◆ **Direction**
From the entries that follow, extract each line holding the string "page".

◆ **Provided records**
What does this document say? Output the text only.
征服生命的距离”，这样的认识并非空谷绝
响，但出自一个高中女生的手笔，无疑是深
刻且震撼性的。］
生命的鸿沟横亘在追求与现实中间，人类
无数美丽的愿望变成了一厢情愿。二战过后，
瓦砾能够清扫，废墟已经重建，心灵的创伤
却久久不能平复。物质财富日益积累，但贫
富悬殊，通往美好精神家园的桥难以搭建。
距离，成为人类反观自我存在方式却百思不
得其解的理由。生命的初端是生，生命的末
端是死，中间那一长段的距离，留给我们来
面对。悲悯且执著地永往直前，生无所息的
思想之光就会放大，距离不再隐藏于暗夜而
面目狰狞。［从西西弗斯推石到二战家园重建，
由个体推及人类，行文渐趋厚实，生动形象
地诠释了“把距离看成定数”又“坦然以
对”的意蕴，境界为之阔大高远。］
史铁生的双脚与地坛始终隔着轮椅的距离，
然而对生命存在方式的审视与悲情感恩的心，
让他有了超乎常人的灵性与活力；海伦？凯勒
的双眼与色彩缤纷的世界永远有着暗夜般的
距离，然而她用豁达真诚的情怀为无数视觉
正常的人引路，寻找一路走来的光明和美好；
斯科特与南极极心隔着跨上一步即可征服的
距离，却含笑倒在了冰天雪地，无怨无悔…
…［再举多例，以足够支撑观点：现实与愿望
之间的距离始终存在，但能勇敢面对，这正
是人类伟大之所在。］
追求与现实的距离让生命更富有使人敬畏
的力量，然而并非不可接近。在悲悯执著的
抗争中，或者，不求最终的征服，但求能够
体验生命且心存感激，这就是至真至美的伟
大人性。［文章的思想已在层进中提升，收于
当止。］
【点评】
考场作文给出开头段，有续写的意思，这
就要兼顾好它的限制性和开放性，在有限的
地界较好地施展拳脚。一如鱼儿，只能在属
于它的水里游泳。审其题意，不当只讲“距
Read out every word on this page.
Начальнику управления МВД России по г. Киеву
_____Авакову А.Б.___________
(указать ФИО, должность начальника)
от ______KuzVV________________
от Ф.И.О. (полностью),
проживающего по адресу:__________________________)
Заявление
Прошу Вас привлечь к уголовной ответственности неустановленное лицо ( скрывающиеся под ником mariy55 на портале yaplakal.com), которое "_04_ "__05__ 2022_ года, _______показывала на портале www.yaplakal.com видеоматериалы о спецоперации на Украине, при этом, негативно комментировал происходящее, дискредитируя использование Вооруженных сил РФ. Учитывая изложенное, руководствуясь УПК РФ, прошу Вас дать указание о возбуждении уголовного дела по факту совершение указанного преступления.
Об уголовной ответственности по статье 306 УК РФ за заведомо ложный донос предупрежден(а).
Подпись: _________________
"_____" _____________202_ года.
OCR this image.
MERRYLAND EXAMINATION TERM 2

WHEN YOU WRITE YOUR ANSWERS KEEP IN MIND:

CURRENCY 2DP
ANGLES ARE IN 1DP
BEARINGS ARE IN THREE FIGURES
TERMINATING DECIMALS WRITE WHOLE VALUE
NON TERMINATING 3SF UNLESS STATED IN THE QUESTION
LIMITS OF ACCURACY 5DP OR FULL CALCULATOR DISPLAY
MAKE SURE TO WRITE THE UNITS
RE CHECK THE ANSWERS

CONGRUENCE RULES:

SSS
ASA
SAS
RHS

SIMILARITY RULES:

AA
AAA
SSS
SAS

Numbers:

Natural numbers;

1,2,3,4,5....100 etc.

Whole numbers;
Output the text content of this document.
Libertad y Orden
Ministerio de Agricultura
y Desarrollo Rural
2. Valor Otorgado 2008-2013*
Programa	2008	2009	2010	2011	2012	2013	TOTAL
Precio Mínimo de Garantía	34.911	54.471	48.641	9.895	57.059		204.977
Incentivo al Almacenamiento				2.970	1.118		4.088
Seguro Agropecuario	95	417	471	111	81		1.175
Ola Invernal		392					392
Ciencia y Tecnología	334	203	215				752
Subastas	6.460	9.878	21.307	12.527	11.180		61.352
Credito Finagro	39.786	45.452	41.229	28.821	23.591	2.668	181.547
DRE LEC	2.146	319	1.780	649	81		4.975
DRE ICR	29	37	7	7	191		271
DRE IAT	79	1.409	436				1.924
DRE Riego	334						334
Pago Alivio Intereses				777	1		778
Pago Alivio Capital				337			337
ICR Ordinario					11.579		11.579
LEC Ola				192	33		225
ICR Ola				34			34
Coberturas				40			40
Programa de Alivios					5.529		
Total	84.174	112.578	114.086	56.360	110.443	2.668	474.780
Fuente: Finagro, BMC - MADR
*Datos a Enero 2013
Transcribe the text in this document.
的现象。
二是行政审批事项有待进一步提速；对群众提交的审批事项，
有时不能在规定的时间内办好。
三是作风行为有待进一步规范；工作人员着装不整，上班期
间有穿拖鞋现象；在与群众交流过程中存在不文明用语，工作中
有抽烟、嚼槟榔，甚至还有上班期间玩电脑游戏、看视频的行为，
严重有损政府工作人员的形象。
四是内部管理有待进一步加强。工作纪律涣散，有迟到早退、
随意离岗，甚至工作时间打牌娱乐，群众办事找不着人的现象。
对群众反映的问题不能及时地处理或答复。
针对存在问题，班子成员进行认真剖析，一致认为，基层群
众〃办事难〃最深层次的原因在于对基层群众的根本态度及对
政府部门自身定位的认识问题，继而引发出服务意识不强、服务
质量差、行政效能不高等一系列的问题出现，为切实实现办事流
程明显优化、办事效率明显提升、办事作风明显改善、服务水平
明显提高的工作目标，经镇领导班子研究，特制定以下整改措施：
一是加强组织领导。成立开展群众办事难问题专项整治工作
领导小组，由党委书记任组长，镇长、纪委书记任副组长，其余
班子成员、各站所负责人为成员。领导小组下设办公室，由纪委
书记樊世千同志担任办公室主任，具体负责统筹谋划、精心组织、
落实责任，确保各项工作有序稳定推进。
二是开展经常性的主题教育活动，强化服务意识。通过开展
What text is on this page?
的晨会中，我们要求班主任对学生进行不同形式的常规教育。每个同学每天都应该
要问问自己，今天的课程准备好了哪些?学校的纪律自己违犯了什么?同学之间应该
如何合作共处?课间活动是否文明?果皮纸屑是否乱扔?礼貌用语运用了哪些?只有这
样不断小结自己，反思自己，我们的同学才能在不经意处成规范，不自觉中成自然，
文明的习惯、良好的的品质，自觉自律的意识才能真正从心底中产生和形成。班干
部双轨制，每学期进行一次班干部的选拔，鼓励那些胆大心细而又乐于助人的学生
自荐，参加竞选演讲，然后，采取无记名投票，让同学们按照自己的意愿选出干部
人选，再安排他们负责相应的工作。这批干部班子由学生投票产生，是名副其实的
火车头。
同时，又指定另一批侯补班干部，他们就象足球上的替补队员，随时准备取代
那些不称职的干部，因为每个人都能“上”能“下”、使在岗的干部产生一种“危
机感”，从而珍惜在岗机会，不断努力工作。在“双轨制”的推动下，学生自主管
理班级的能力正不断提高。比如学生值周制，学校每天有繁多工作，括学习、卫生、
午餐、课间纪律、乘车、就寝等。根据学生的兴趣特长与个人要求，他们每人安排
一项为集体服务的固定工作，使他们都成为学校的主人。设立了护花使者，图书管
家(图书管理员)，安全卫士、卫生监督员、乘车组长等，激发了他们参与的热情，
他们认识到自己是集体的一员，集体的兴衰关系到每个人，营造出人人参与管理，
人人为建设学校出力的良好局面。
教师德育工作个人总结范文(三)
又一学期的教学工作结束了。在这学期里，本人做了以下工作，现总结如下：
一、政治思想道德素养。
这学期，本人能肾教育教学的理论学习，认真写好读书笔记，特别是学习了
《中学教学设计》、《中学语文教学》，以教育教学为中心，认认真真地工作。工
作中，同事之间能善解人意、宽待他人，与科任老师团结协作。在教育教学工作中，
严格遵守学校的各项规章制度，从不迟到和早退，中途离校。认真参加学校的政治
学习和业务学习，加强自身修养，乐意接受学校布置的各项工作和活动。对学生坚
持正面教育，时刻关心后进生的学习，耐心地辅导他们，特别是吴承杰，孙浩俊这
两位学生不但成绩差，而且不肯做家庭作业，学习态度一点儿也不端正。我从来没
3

◆ **Result of the task**
Read out every word on this page.
What text is on this page?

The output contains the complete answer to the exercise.